## BEGIN EXERCISE INPUTS

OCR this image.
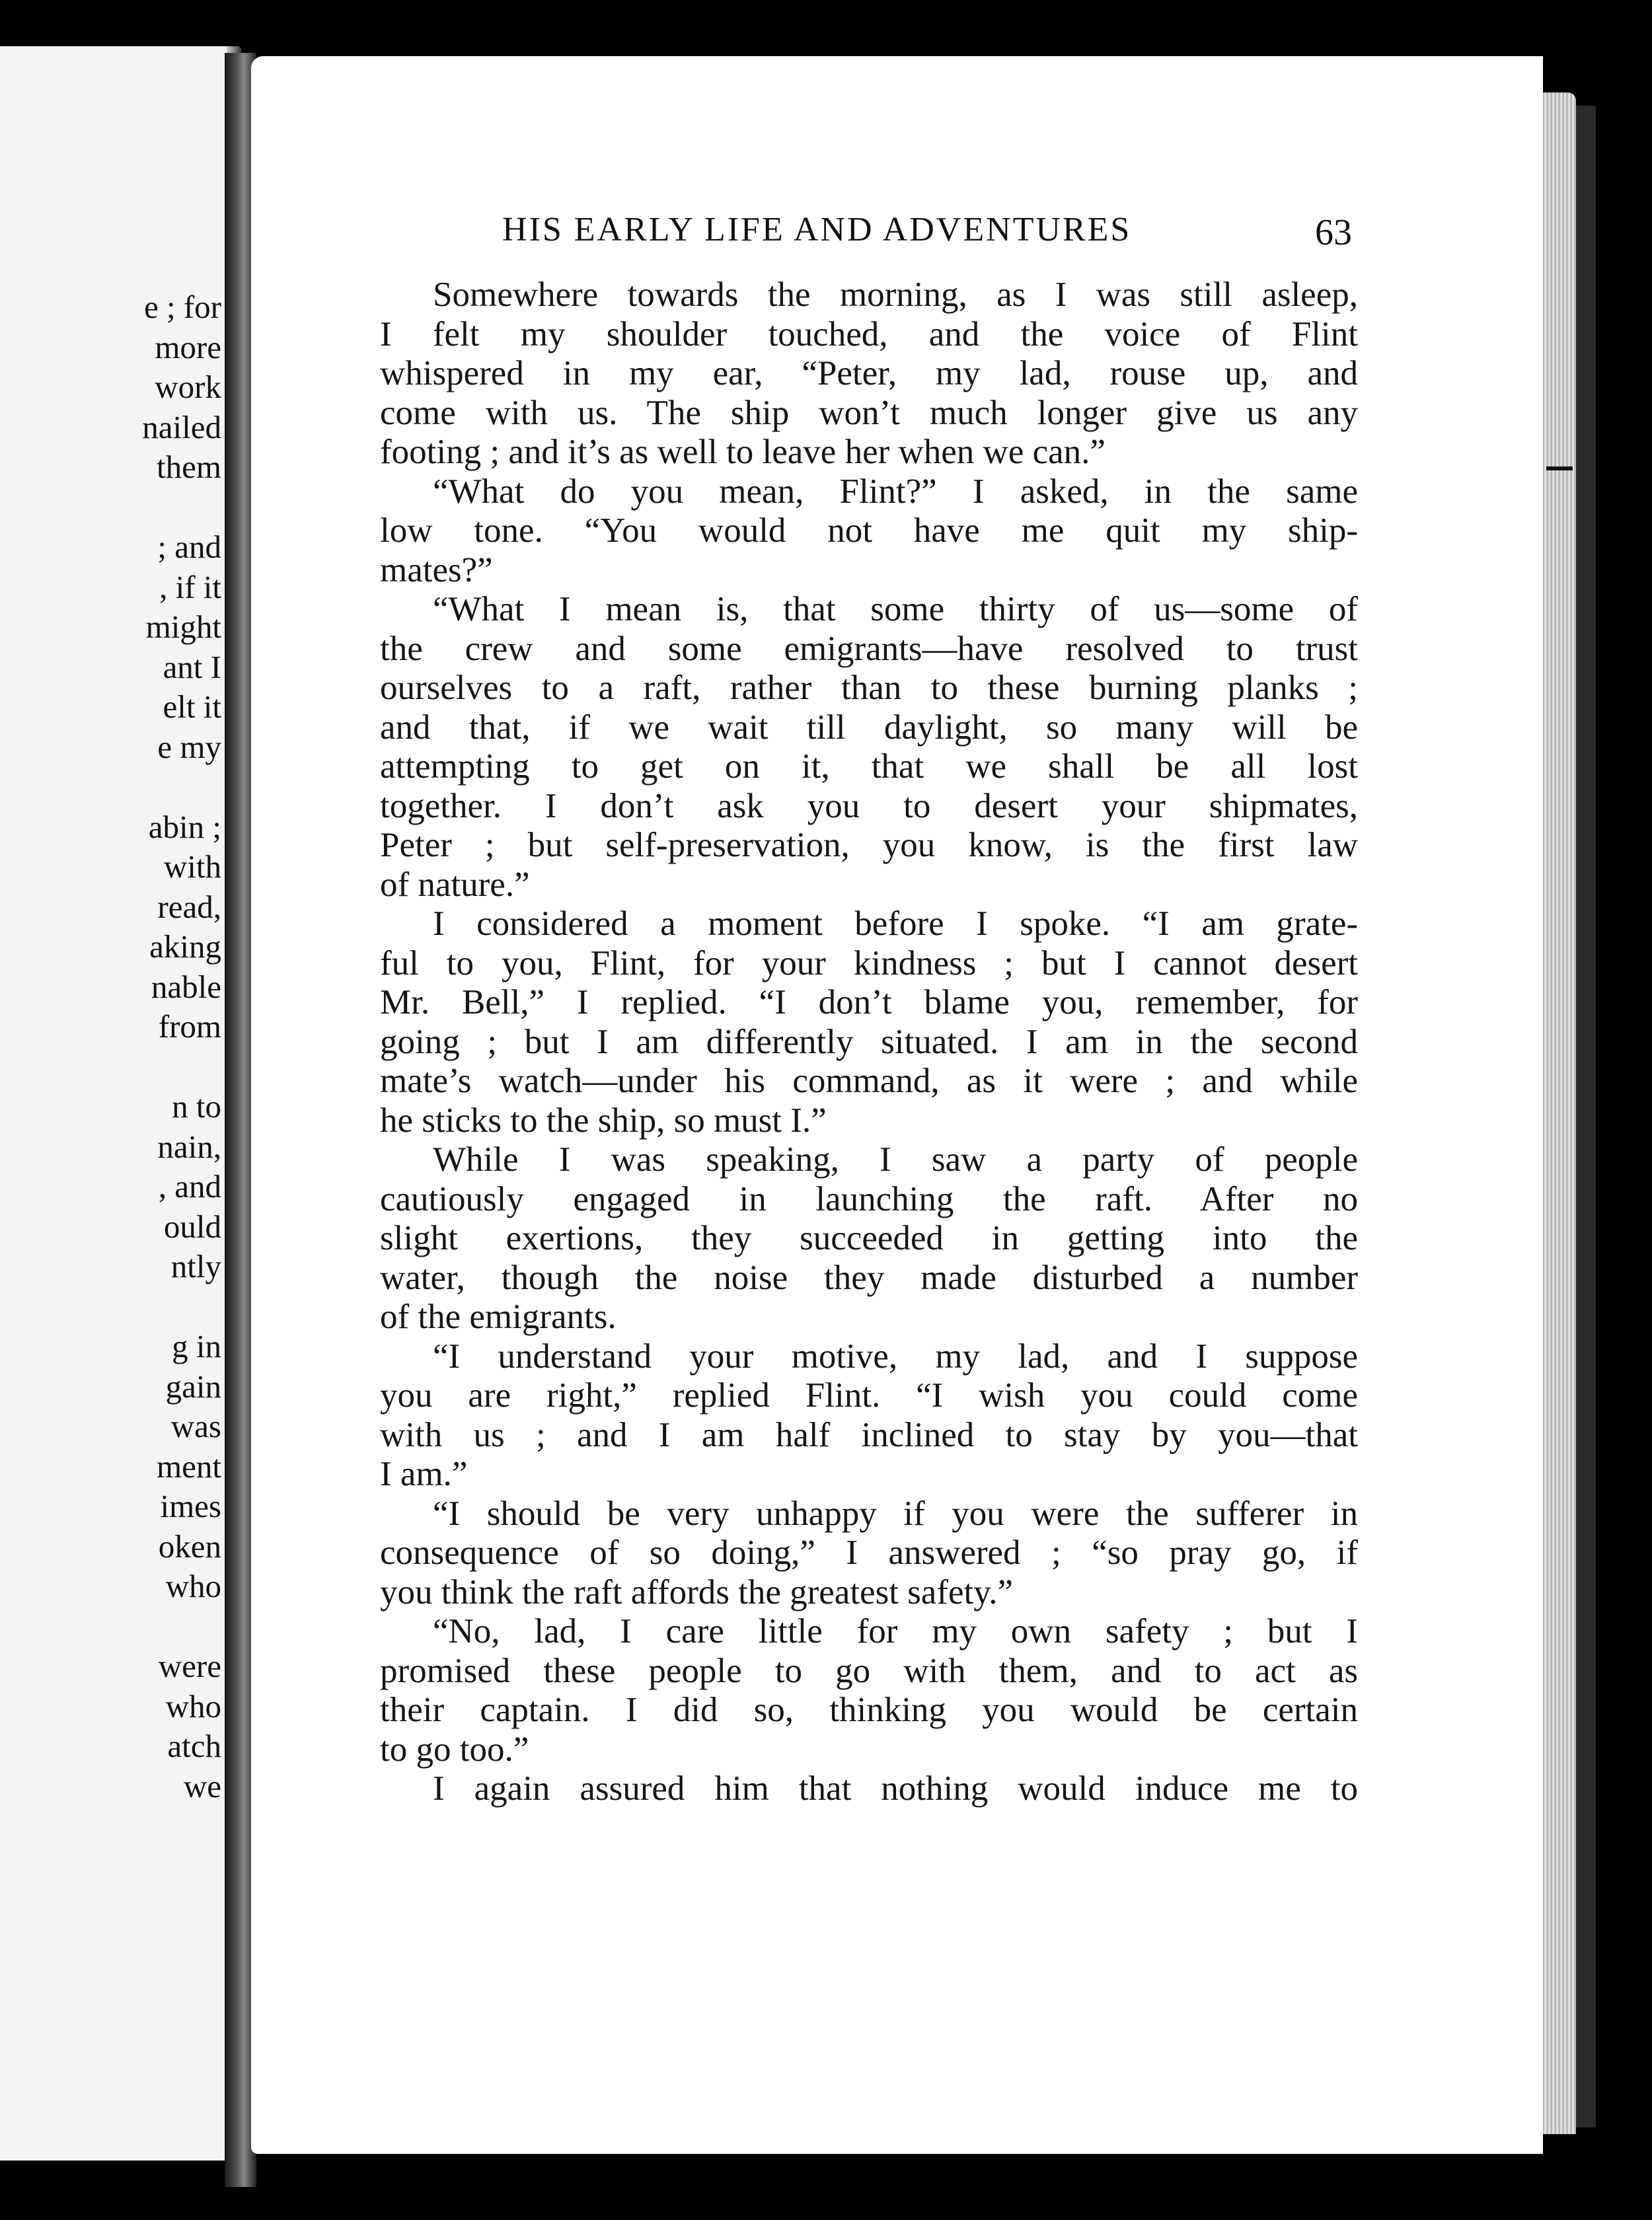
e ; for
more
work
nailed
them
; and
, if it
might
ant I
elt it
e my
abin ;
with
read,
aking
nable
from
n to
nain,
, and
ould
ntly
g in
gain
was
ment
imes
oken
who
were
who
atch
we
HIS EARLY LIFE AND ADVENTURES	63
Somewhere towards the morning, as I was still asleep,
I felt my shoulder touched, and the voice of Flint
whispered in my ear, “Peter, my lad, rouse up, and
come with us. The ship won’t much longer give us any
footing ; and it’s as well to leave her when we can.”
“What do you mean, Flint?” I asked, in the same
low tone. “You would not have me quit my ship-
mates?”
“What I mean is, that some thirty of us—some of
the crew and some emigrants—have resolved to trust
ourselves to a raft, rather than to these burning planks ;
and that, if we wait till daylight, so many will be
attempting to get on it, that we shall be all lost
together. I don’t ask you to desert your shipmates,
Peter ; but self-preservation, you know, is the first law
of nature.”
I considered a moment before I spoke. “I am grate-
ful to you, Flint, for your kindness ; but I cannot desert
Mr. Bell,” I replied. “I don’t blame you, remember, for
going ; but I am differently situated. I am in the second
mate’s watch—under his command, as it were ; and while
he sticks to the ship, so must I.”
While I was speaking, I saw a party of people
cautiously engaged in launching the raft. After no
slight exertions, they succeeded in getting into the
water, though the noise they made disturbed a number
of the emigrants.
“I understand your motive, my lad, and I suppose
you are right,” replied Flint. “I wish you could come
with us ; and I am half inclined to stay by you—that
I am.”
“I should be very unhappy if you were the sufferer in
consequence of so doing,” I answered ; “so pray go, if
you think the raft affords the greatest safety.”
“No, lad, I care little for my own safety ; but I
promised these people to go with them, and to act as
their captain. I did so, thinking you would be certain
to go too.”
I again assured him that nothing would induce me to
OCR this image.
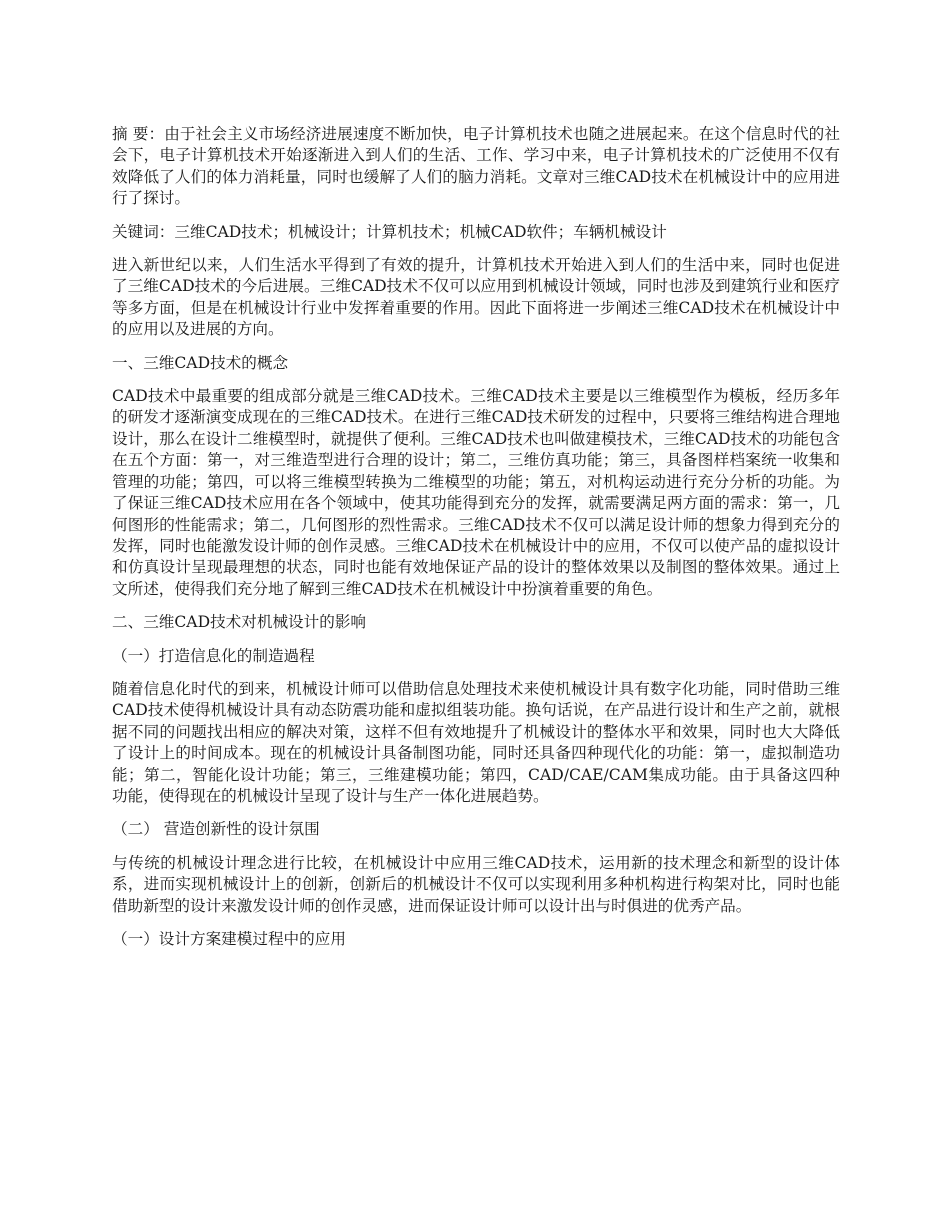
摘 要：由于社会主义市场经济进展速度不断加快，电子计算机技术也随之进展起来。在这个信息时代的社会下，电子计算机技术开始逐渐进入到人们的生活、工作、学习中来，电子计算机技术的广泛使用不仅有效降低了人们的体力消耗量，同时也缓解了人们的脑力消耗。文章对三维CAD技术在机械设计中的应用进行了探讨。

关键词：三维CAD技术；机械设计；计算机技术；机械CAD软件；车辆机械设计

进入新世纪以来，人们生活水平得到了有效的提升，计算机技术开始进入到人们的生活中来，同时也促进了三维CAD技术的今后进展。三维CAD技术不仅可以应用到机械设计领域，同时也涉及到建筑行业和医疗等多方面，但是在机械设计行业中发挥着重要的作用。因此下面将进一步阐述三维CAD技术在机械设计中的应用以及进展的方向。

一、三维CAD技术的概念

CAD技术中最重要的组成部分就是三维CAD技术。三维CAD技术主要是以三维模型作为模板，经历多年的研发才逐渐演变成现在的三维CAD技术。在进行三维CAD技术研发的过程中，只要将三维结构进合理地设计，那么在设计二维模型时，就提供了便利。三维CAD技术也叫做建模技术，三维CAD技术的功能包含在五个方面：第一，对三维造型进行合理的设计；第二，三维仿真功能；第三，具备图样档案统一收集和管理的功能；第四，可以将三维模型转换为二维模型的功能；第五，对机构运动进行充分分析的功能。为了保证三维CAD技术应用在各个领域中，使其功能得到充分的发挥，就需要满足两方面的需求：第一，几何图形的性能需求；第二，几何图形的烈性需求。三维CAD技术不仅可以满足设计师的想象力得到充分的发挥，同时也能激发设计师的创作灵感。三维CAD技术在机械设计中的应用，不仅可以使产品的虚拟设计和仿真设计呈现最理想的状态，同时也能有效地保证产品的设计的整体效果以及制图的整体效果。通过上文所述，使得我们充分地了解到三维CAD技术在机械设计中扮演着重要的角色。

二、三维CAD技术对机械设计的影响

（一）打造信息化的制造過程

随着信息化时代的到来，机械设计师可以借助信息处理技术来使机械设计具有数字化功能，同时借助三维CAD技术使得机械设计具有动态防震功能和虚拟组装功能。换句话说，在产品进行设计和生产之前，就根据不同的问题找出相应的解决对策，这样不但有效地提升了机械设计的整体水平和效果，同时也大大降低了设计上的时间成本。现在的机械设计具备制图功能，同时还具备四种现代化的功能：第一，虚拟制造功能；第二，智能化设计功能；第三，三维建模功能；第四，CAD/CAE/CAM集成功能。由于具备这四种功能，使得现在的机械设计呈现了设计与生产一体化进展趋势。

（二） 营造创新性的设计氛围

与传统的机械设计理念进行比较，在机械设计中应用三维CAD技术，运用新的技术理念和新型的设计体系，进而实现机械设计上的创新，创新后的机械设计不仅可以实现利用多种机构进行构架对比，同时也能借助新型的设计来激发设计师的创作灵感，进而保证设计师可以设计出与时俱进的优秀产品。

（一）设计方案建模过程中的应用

## END EXERCISE INPUTS

- [EXERCISE]:
Extract each line holding the string "that".

- [FULL RESPONSE]:
“What I mean is, that some thirty of us—some of
and that, if we wait till daylight, so many will be
attempting to get on it, that we shall be all lost
with us ; and I am half inclined to stay by you—that
I again assured him that nothing would induce me to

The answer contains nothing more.